> _Directions_: Give back every line exactly as it appears, pictures excluded.

> _The data_:
#####

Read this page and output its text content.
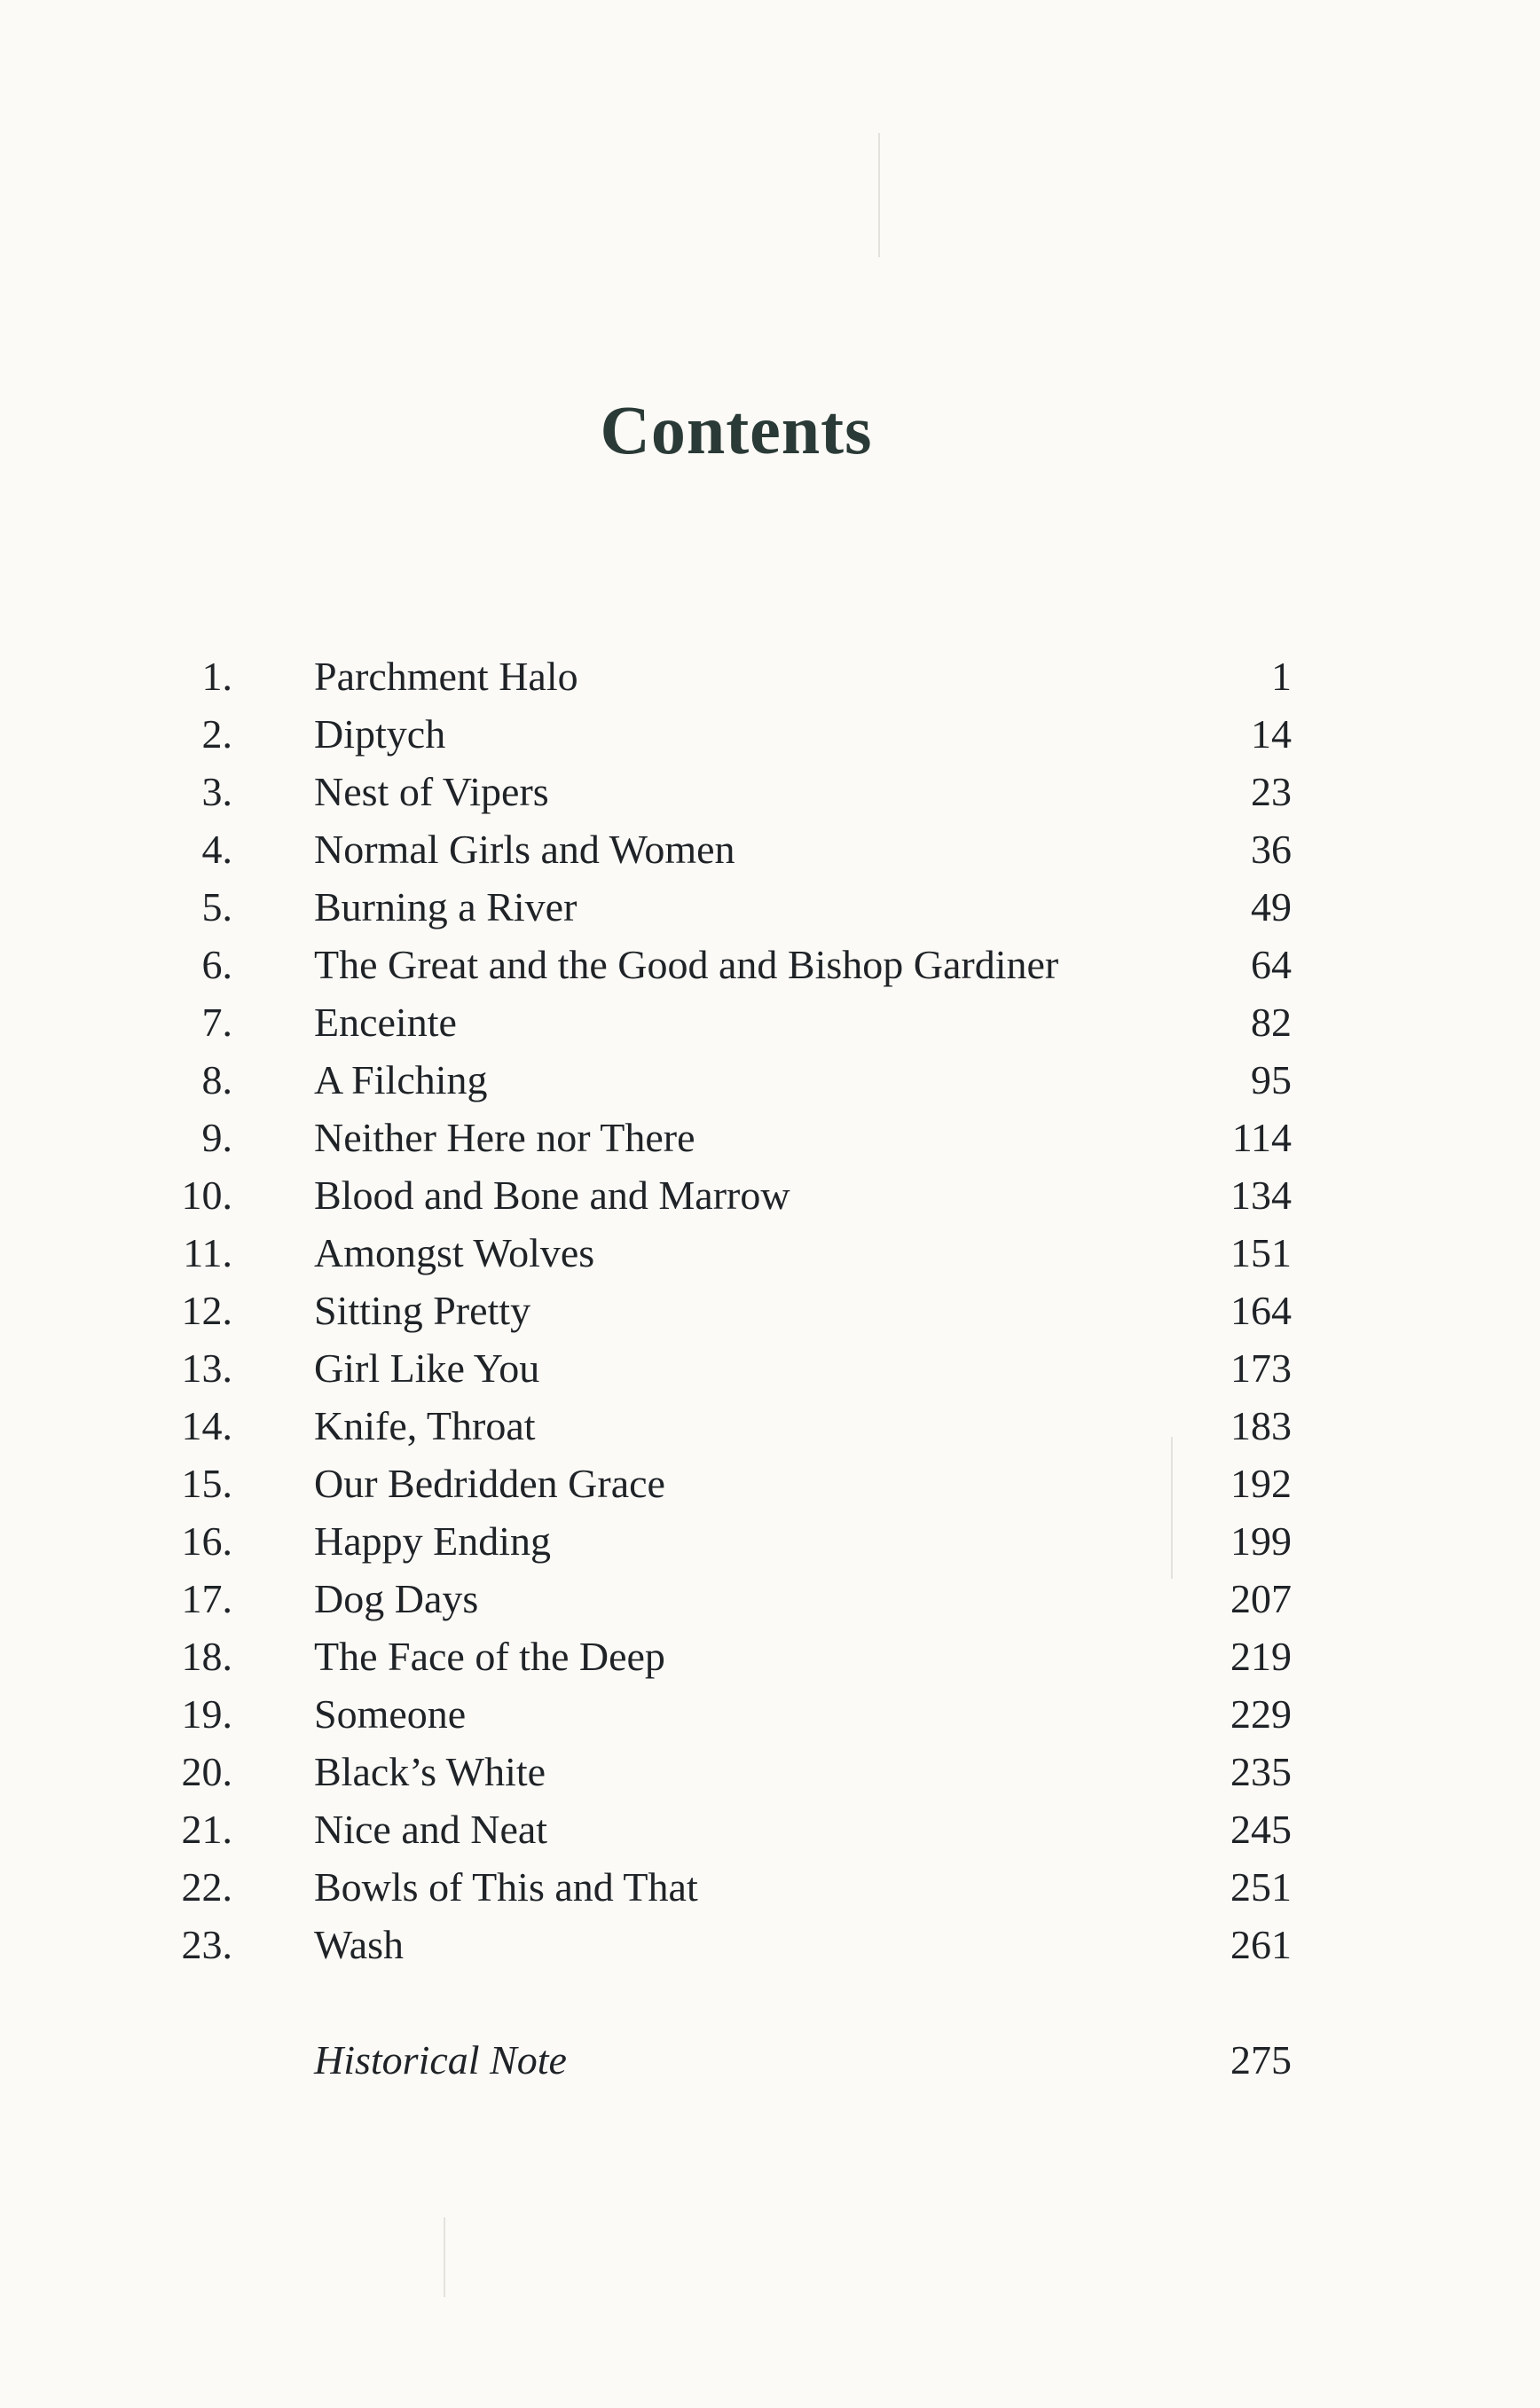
Contents
1. Parchment Halo	1
2. Diptych	14
3. Nest of Vipers	23
4. Normal Girls and Women	36
5. Burning a River	49
6. The Great and the Good and Bishop Gardiner	64
7. Enceinte	82
8. A Filching	95
9. Neither Here nor There	114
10. Blood and Bone and Marrow	134
11. Amongst Wolves	151
12. Sitting Pretty	164
13. Girl Like You	173
14. Knife, Throat	183
15. Our Bedridden Grace	192
16. Happy Ending	199
17. Dog Days	207
18. The Face of the Deep	219
19. Someone	229
20. Black’s White	235
21. Nice and Neat	245
22. Bowls of This and That	251
23. Wash	261
Historical Note	275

#####

> _Result_:
Read this page and output its text content.
Contents
1. Parchment Halo	1
2. Diptych	14
3. Nest of Vipers	23
4. Normal Girls and Women	36
5. Burning a River	49
6. The Great and the Good and Bishop Gardiner	64
7. Enceinte	82
8. A Filching	95
9. Neither Here nor There	114
10. Blood and Bone and Marrow	134
11. Amongst Wolves	151
12. Sitting Pretty	164
13. Girl Like You	173
14. Knife, Throat	183
15. Our Bedridden Grace	192
16. Happy Ending	199
17. Dog Days	207
18. The Face of the Deep	219
19. Someone	229
20. Black’s White	235
21. Nice and Neat	245
22. Bowls of This and That	251
23. Wash	261
Historical Note	275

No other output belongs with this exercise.